#### Problem requirements:
Below are some records: retype them all exactly, but not the pictures.

#### Dataset records:
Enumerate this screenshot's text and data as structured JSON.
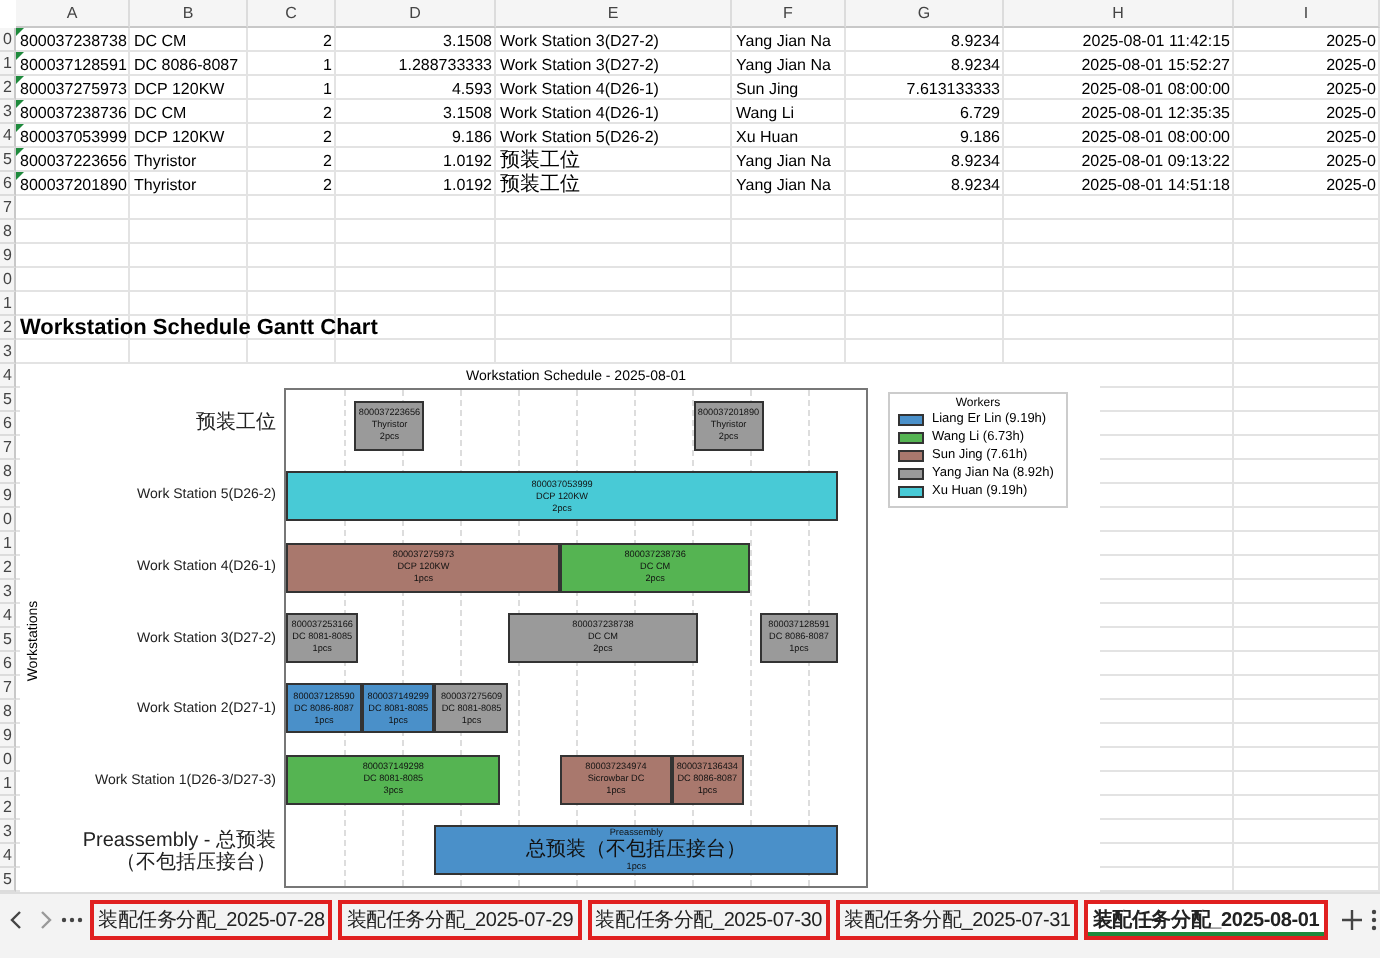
{
  "columns": [
    "A",
    "B",
    "C",
    "D",
    "E",
    "F",
    "G",
    "H",
    "I"
  ],
  "rows": [
    {
      "number": "0",
      "flag": true,
      "cells": [
        "800037238738",
        "DC CM",
        "2",
        "3.1508",
        "Work Station 3(D27-2)",
        "Yang Jian Na",
        "8.9234",
        "2025-08-01 11:42:15",
        "2025-0"
      ]
    },
    {
      "number": "1",
      "flag": true,
      "cells": [
        "800037128591",
        "DC 8086-8087",
        "1",
        "1.288733333",
        "Work Station 3(D27-2)",
        "Yang Jian Na",
        "8.9234",
        "2025-08-01 15:52:27",
        "2025-0"
      ]
    },
    {
      "number": "2",
      "flag": true,
      "cells": [
        "800037275973",
        "DCP 120KW",
        "1",
        "4.593",
        "Work Station 4(D26-1)",
        "Sun Jing",
        "7.613133333",
        "2025-08-01 08:00:00",
        "2025-0"
      ]
    },
    {
      "number": "3",
      "flag": true,
      "cells": [
        "800037238736",
        "DC CM",
        "2",
        "3.1508",
        "Work Station 4(D26-1)",
        "Wang Li",
        "6.729",
        "2025-08-01 12:35:35",
        "2025-0"
      ]
    },
    {
      "number": "4",
      "flag": true,
      "cells": [
        "800037053999",
        "DCP 120KW",
        "2",
        "9.186",
        "Work Station 5(D26-2)",
        "Xu Huan",
        "9.186",
        "2025-08-01 08:00:00",
        "2025-0"
      ]
    },
    {
      "number": "5",
      "flag": true,
      "cells": [
        "800037223656",
        "Thyristor",
        "2",
        "1.0192",
        "预装工位",
        "Yang Jian Na",
        "8.9234",
        "2025-08-01 09:13:22",
        "2025-0"
      ]
    },
    {
      "number": "6",
      "flag": true,
      "cells": [
        "800037201890",
        "Thyristor",
        "2",
        "1.0192",
        "预装工位",
        "Yang Jian Na",
        "8.9234",
        "2025-08-01 14:51:18",
        "2025-0"
      ]
    },
    {
      "number": "7"
    },
    {
      "number": "8"
    },
    {
      "number": "9"
    },
    {
      "number": "0"
    },
    {
      "number": "1"
    },
    {
      "number": "2",
      "title": "Workstation Schedule Gantt Chart"
    },
    {
      "number": "3"
    },
    {
      "number": "4"
    },
    {
      "number": "5"
    },
    {
      "number": "6"
    },
    {
      "number": "7"
    },
    {
      "number": "8"
    },
    {
      "number": "9"
    },
    {
      "number": "0"
    },
    {
      "number": "1"
    },
    {
      "number": "2"
    },
    {
      "number": "3"
    },
    {
      "number": "4"
    },
    {
      "number": "5"
    },
    {
      "number": "6"
    },
    {
      "number": "7"
    },
    {
      "number": "8"
    },
    {
      "number": "9"
    },
    {
      "number": "0"
    },
    {
      "number": "1"
    },
    {
      "number": "2"
    },
    {
      "number": "3"
    },
    {
      "number": "4"
    },
    {
      "number": "5"
    }
  ],
  "gantt": {
    "title": "Workstation Schedule - 2025-08-01",
    "ylabel": "Workstations",
    "lanes": [
      {
        "label": "预装工位",
        "bars": [
          {
            "order": "800037223656",
            "product": "Thyristor",
            "qty": "2pcs",
            "color": "#9a9a9a"
          },
          {
            "order": "800037201890",
            "product": "Thyristor",
            "qty": "2pcs",
            "color": "#9a9a9a"
          }
        ]
      },
      {
        "label": "Work Station 5(D26-2)",
        "bars": [
          {
            "order": "800037053999",
            "product": "DCP 120KW",
            "qty": "2pcs",
            "color": "#48cad6"
          }
        ]
      },
      {
        "label": "Work Station 4(D26-1)",
        "bars": [
          {
            "order": "800037275973",
            "product": "DCP 120KW",
            "qty": "1pcs",
            "color": "#a9786d"
          },
          {
            "order": "800037238736",
            "product": "DC CM",
            "qty": "2pcs",
            "color": "#55b452"
          }
        ]
      },
      {
        "label": "Work Station 3(D27-2)",
        "bars": [
          {
            "order": "800037253166",
            "product": "DC 8081-8085",
            "qty": "1pcs",
            "color": "#9a9a9a"
          },
          {
            "order": "800037238738",
            "product": "DC CM",
            "qty": "2pcs",
            "color": "#9a9a9a"
          },
          {
            "order": "800037128591",
            "product": "DC 8086-8087",
            "qty": "1pcs",
            "color": "#9a9a9a"
          }
        ]
      },
      {
        "label": "Work Station 2(D27-1)",
        "bars": [
          {
            "order": "800037128590",
            "product": "DC 8086-8087",
            "qty": "1pcs",
            "color": "#4a90c9"
          },
          {
            "order": "800037149299",
            "product": "DC 8081-8085",
            "qty": "1pcs",
            "color": "#4a90c9"
          },
          {
            "order": "800037275609",
            "product": "DC 8081-8085",
            "qty": "1pcs",
            "color": "#9a9a9a"
          }
        ]
      },
      {
        "label": "Work Station 1(D26-3/D27-3)",
        "bars": [
          {
            "order": "800037149298",
            "product": "DC 8081-8085",
            "qty": "3pcs",
            "color": "#55b452"
          },
          {
            "order": "800037234974",
            "product": "Sicrowbar DC",
            "qty": "1pcs",
            "color": "#a9786d"
          },
          {
            "order": "800037136434",
            "product": "DC 8086-8087",
            "qty": "1pcs",
            "color": "#a9786d"
          }
        ]
      },
      {
        "label": "Preassembly - 总预装（不包括压接台）",
        "bars": [
          {
            "order": "Preassembly",
            "product": "总预装（不包括压接台）",
            "qty": "1pcs",
            "color": "#4a90c9"
          }
        ]
      }
    ],
    "legend": {
      "title": "Workers",
      "items": [
        {
          "label": "Liang Er Lin (9.19h)",
          "color": "#4a90c9"
        },
        {
          "label": "Wang Li (6.73h)",
          "color": "#55b452"
        },
        {
          "label": "Sun Jing (7.61h)",
          "color": "#a9786d"
        },
        {
          "label": "Yang Jian Na (8.92h)",
          "color": "#9a9a9a"
        },
        {
          "label": "Xu Huan (9.19h)",
          "color": "#48cad6"
        }
      ]
    }
  },
  "sheet_tabs": [
    {
      "label": "装配任务分配_2025-07-28",
      "selected": false,
      "outlined": true
    },
    {
      "label": "装配任务分配_2025-07-29",
      "selected": false,
      "outlined": true
    },
    {
      "label": "装配任务分配_2025-07-30",
      "selected": false,
      "outlined": true
    },
    {
      "label": "装配任务分配_2025-07-31",
      "selected": false,
      "outlined": true
    },
    {
      "label": "装配任务分配_2025-08-01",
      "selected": true,
      "outlined": true
    }
  ]
}
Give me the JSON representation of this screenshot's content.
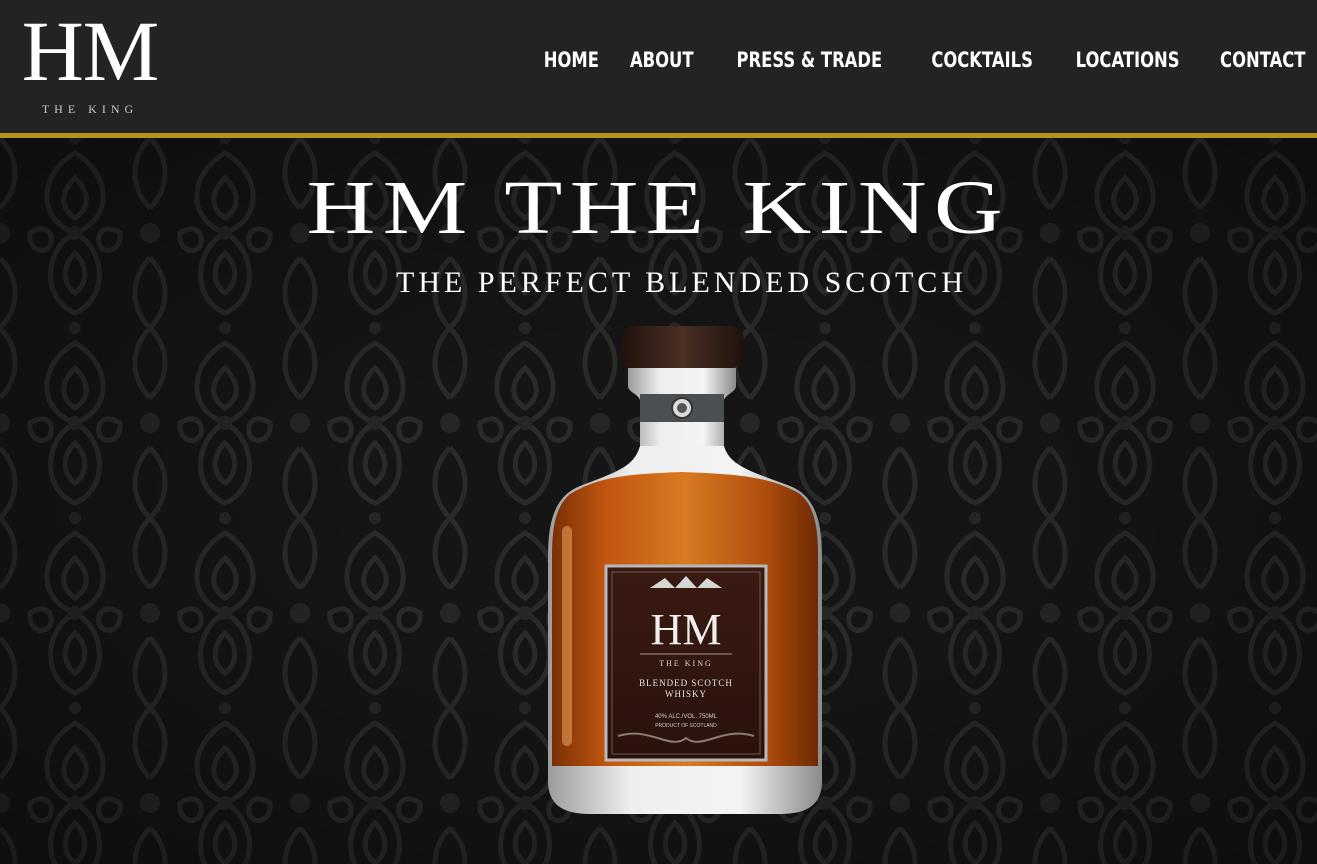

#### Solution for this exercise:
Enumerate this screenshot's text and data as structured JSON.
{
  "columns": [
    "A",
    "B",
    "C",
    "D",
    "E",
    "F",
    "G",
    "H",
    "I"
  ],
  "rows": [
    {
      "number": "0",
      "flag": true,
      "cells": [
        "800037238738",
        "DC CM",
        "2",
        "3.1508",
        "Work Station 3(D27-2)",
        "Yang Jian Na",
        "8.9234",
        "2025-08-01 11:42:15",
        "2025-0"
      ]
    },
    {
      "number": "1",
      "flag": true,
      "cells": [
        "800037128591",
        "DC 8086-8087",
        "1",
        "1.288733333",
        "Work Station 3(D27-2)",
        "Yang Jian Na",
        "8.9234",
        "2025-08-01 15:52:27",
        "2025-0"
      ]
    },
    {
      "number": "2",
      "flag": true,
      "cells": [
        "800037275973",
        "DCP 120KW",
        "1",
        "4.593",
        "Work Station 4(D26-1)",
        "Sun Jing",
        "7.613133333",
        "2025-08-01 08:00:00",
        "2025-0"
      ]
    },
    {
      "number": "3",
      "flag": true,
      "cells": [
        "800037238736",
        "DC CM",
        "2",
        "3.1508",
        "Work Station 4(D26-1)",
        "Wang Li",
        "6.729",
        "2025-08-01 12:35:35",
        "2025-0"
      ]
    },
    {
      "number": "4",
      "flag": true,
      "cells": [
        "800037053999",
        "DCP 120KW",
        "2",
        "9.186",
        "Work Station 5(D26-2)",
        "Xu Huan",
        "9.186",
        "2025-08-01 08:00:00",
        "2025-0"
      ]
    },
    {
      "number": "5",
      "flag": true,
      "cells": [
        "800037223656",
        "Thyristor",
        "2",
        "1.0192",
        "预装工位",
        "Yang Jian Na",
        "8.9234",
        "2025-08-01 09:13:22",
        "2025-0"
      ]
    },
    {
      "number": "6",
      "flag": true,
      "cells": [
        "800037201890",
        "Thyristor",
        "2",
        "1.0192",
        "预装工位",
        "Yang Jian Na",
        "8.9234",
        "2025-08-01 14:51:18",
        "2025-0"
      ]
    },
    {
      "number": "7"
    },
    {
      "number": "8"
    },
    {
      "number": "9"
    },
    {
      "number": "0"
    },
    {
      "number": "1"
    },
    {
      "number": "2",
      "title": "Workstation Schedule Gantt Chart"
    },
    {
      "number": "3"
    },
    {
      "number": "4"
    },
    {
      "number": "5"
    },
    {
      "number": "6"
    },
    {
      "number": "7"
    },
    {
      "number": "8"
    },
    {
      "number": "9"
    },
    {
      "number": "0"
    },
    {
      "number": "1"
    },
    {
      "number": "2"
    },
    {
      "number": "3"
    },
    {
      "number": "4"
    },
    {
      "number": "5"
    },
    {
      "number": "6"
    },
    {
      "number": "7"
    },
    {
      "number": "8"
    },
    {
      "number": "9"
    },
    {
      "number": "0"
    },
    {
      "number": "1"
    },
    {
      "number": "2"
    },
    {
      "number": "3"
    },
    {
      "number": "4"
    },
    {
      "number": "5"
    }
  ],
  "gantt": {
    "title": "Workstation Schedule - 2025-08-01",
    "ylabel": "Workstations",
    "lanes": [
      {
        "label": "预装工位",
        "bars": [
          {
            "order": "800037223656",
            "product": "Thyristor",
            "qty": "2pcs",
            "color": "#9a9a9a"
          },
          {
            "order": "800037201890",
            "product": "Thyristor",
            "qty": "2pcs",
            "color": "#9a9a9a"
          }
        ]
      },
      {
        "label": "Work Station 5(D26-2)",
        "bars": [
          {
            "order": "800037053999",
            "product": "DCP 120KW",
            "qty": "2pcs",
            "color": "#48cad6"
          }
        ]
      },
      {
        "label": "Work Station 4(D26-1)",
        "bars": [
          {
            "order": "800037275973",
            "product": "DCP 120KW",
            "qty": "1pcs",
            "color": "#a9786d"
          },
          {
            "order": "800037238736",
            "product": "DC CM",
            "qty": "2pcs",
            "color": "#55b452"
          }
        ]
      },
      {
        "label": "Work Station 3(D27-2)",
        "bars": [
          {
            "order": "800037253166",
            "product": "DC 8081-8085",
            "qty": "1pcs",
            "color": "#9a9a9a"
          },
          {
            "order": "800037238738",
            "product": "DC CM",
            "qty": "2pcs",
            "color": "#9a9a9a"
          },
          {
            "order": "800037128591",
            "product": "DC 8086-8087",
            "qty": "1pcs",
            "color": "#9a9a9a"
          }
        ]
      },
      {
        "label": "Work Station 2(D27-1)",
        "bars": [
          {
            "order": "800037128590",
            "product": "DC 8086-8087",
            "qty": "1pcs",
            "color": "#4a90c9"
          },
          {
            "order": "800037149299",
            "product": "DC 8081-8085",
            "qty": "1pcs",
            "color": "#4a90c9"
          },
          {
            "order": "800037275609",
            "product": "DC 8081-8085",
            "qty": "1pcs",
            "color": "#9a9a9a"
          }
        ]
      },
      {
        "label": "Work Station 1(D26-3/D27-3)",
        "bars": [
          {
            "order": "800037149298",
            "product": "DC 8081-8085",
            "qty": "3pcs",
            "color": "#55b452"
          },
          {
            "order": "800037234974",
            "product": "Sicrowbar DC",
            "qty": "1pcs",
            "color": "#a9786d"
          },
          {
            "order": "800037136434",
            "product": "DC 8086-8087",
            "qty": "1pcs",
            "color": "#a9786d"
          }
        ]
      },
      {
        "label": "Preassembly - 总预装（不包括压接台）",
        "bars": [
          {
            "order": "Preassembly",
            "product": "总预装（不包括压接台）",
            "qty": "1pcs",
            "color": "#4a90c9"
          }
        ]
      }
    ],
    "legend": {
      "title": "Workers",
      "items": [
        {
          "label": "Liang Er Lin (9.19h)",
          "color": "#4a90c9"
        },
        {
          "label": "Wang Li (6.73h)",
          "color": "#55b452"
        },
        {
          "label": "Sun Jing (7.61h)",
          "color": "#a9786d"
        },
        {
          "label": "Yang Jian Na (8.92h)",
          "color": "#9a9a9a"
        },
        {
          "label": "Xu Huan (9.19h)",
          "color": "#48cad6"
        }
      ]
    }
  },
  "sheet_tabs": [
    {
      "label": "装配任务分配_2025-07-28",
      "selected": false,
      "outlined": true
    },
    {
      "label": "装配任务分配_2025-07-29",
      "selected": false,
      "outlined": true
    },
    {
      "label": "装配任务分配_2025-07-30",
      "selected": false,
      "outlined": true
    },
    {
      "label": "装配任务分配_2025-07-31",
      "selected": false,
      "outlined": true
    },
    {
      "label": "装配任务分配_2025-08-01",
      "selected": true,
      "outlined": true
    }
  ]
}
Give me the JSON representation of this screenshot's content.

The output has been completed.